* begin Data for this exercise *

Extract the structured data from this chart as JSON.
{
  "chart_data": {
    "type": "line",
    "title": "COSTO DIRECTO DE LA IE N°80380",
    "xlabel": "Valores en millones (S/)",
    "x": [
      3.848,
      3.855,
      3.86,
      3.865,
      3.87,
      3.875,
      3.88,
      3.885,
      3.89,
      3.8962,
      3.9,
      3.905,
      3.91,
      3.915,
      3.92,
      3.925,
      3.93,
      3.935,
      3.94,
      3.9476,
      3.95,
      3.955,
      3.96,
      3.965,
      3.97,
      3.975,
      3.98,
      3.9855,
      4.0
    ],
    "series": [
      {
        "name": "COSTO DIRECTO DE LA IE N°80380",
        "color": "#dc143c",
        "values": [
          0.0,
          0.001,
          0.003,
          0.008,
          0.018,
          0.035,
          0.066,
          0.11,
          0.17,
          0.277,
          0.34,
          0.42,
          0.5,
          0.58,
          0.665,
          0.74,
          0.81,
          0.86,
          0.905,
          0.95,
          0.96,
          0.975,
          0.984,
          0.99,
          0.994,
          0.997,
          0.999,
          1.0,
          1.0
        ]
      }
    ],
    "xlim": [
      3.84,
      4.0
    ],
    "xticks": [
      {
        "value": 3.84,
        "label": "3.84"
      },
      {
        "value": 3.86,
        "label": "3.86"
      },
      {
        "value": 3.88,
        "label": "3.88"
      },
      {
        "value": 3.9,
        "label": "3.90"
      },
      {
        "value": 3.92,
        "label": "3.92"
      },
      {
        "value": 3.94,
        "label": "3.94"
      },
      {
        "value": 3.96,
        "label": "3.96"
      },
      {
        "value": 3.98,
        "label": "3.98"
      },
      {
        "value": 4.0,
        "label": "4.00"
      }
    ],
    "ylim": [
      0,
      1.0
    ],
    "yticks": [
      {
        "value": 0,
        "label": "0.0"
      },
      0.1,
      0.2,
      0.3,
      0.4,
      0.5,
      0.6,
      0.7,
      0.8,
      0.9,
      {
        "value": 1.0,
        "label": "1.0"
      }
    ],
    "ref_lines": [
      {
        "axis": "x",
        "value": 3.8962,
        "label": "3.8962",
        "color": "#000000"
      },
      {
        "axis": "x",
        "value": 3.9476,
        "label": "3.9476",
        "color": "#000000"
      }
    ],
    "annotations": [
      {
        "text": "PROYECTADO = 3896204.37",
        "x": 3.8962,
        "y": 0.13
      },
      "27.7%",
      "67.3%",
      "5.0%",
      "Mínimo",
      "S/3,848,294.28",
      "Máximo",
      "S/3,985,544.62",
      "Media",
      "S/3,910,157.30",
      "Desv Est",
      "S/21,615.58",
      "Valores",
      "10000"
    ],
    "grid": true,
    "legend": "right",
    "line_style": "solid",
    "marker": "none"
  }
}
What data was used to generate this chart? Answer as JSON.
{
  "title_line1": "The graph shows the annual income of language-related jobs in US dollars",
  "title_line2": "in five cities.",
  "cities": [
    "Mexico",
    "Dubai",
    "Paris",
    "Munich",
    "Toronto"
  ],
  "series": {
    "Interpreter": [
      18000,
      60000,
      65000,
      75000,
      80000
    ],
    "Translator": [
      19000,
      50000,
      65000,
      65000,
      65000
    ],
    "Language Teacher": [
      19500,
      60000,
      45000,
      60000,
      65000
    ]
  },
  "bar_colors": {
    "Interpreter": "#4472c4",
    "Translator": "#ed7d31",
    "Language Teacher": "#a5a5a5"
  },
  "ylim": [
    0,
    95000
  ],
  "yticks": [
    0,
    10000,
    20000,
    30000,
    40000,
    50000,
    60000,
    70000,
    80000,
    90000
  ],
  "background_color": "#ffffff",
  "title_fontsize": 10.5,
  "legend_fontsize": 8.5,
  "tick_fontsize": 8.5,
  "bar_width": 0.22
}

* end Data for this exercise *

Task prompt: Check each line above for the string "JSON", then copy the ones that have it.

Result of the task:
Extract the structured data from this chart as JSON.
What data was used to generate this chart? Answer as JSON.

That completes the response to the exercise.